WHAT THE TASK ASKS: Copy every line that mentions the word "unit".

::::::::::

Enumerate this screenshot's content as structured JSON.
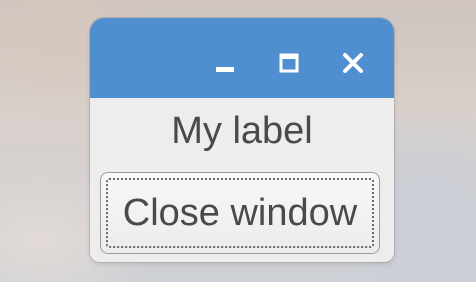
{
  "window": {
    "titlebar_color": "#4f8fcf",
    "controls": {
      "minimize_icon": "minimize-icon",
      "maximize_icon": "maximize-icon",
      "close_icon": "close-icon"
    }
  },
  "content": {
    "label_text": "My label",
    "button_label": "Close window"
  }
}
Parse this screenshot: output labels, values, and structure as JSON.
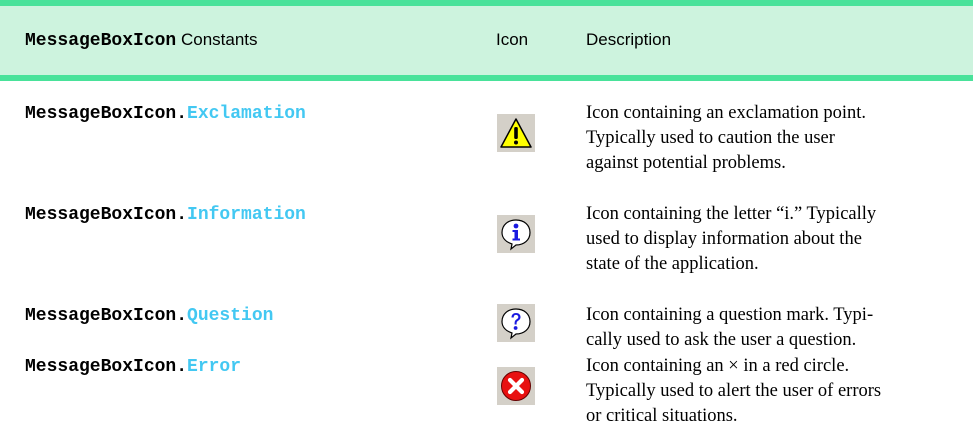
{
  "header": {
    "col1_code": "MessageBoxIcon",
    "col1_suffix": " Constants",
    "col2": "Icon",
    "col3": "Description"
  },
  "rows": [
    {
      "prefix": "MessageBoxIcon.",
      "member": "Exclamation",
      "icon": "exclamation-icon",
      "desc_lines": [
        "Icon containing an exclamation point.",
        "Typically used to caution the user",
        "against potential problems."
      ]
    },
    {
      "prefix": "MessageBoxIcon.",
      "member": "Information",
      "icon": "information-icon",
      "desc_lines": [
        "Icon containing the letter “i.” Typically",
        "used to display information about the",
        "state of the application."
      ]
    },
    {
      "prefix": "MessageBoxIcon.",
      "member": "Question",
      "icon": "question-icon",
      "desc_lines": [
        "Icon containing a question mark. Typi-",
        "cally used to ask the user a question."
      ]
    },
    {
      "prefix": "MessageBoxIcon.",
      "member": "Error",
      "icon": "error-icon",
      "desc_lines": [
        "Icon containing an × in a red circle.",
        "Typically used to alert the user of errors",
        "or critical situations."
      ]
    }
  ],
  "colors": {
    "header_rule": "#49e29a",
    "header_fill": "#cdf3de",
    "member_color": "#43c8f2"
  }
}
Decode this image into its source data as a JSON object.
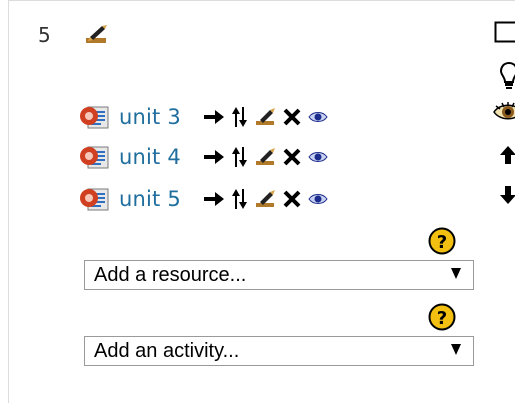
{
  "section": {
    "number": "5"
  },
  "resources": [
    {
      "label": "unit 3"
    },
    {
      "label": "unit 4"
    },
    {
      "label": "unit 5"
    }
  ],
  "add_resource": {
    "selected": "Add a resource..."
  },
  "add_activity": {
    "selected": "Add an activity..."
  },
  "colors": {
    "link": "#1f6e9e",
    "help": "#f3c012",
    "eye": "#1b2c8c"
  }
}
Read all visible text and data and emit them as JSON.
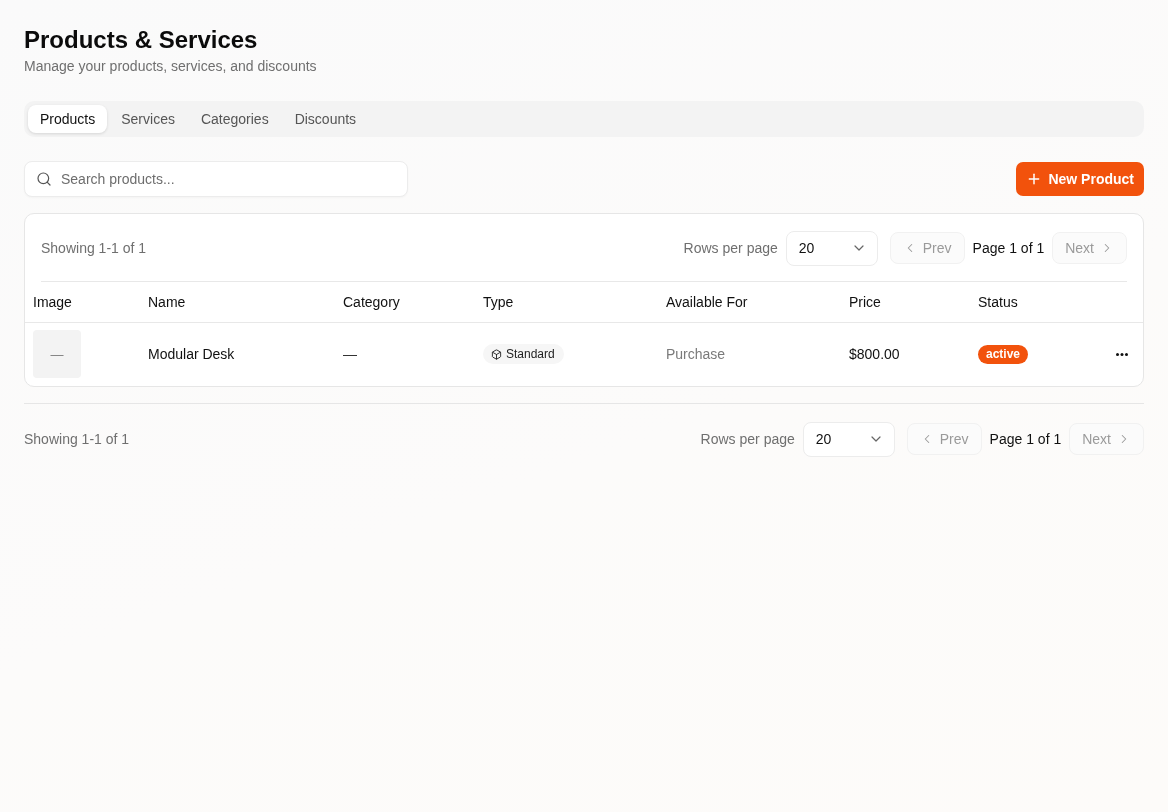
{
  "header": {
    "title": "Products & Services",
    "subtitle": "Manage your products, services, and discounts"
  },
  "tabs": [
    {
      "label": "Products",
      "selected": true
    },
    {
      "label": "Services",
      "selected": false
    },
    {
      "label": "Categories",
      "selected": false
    },
    {
      "label": "Discounts",
      "selected": false
    }
  ],
  "search": {
    "placeholder": "Search products..."
  },
  "new_button": {
    "label": "New Product"
  },
  "pagination_top": {
    "summary": "Showing 1-1 of 1",
    "rows_label": "Rows per page",
    "rows_value": "20",
    "prev": {
      "label": "Prev",
      "disabled": true
    },
    "page": "Page 1 of 1",
    "next": {
      "label": "Next",
      "disabled": true
    }
  },
  "table": {
    "columns": [
      "Image",
      "Name",
      "Category",
      "Type",
      "Available For",
      "Price",
      "Status"
    ],
    "rows": [
      {
        "image": "—",
        "name": "Modular Desk",
        "category": "—",
        "type": "Standard",
        "available_for": "Purchase",
        "price": "$800.00",
        "status": "active"
      }
    ]
  },
  "pagination_bottom": {
    "summary": "Showing 1-1 of 1",
    "rows_label": "Rows per page",
    "rows_value": "20",
    "prev": {
      "label": "Prev",
      "disabled": true
    },
    "page": "Page 1 of 1",
    "next": {
      "label": "Next",
      "disabled": true
    }
  }
}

::::::::::

SOLVED PROBLEM:
      "label": "unit 3"
      "label": "unit 4"
      "label": "unit 5"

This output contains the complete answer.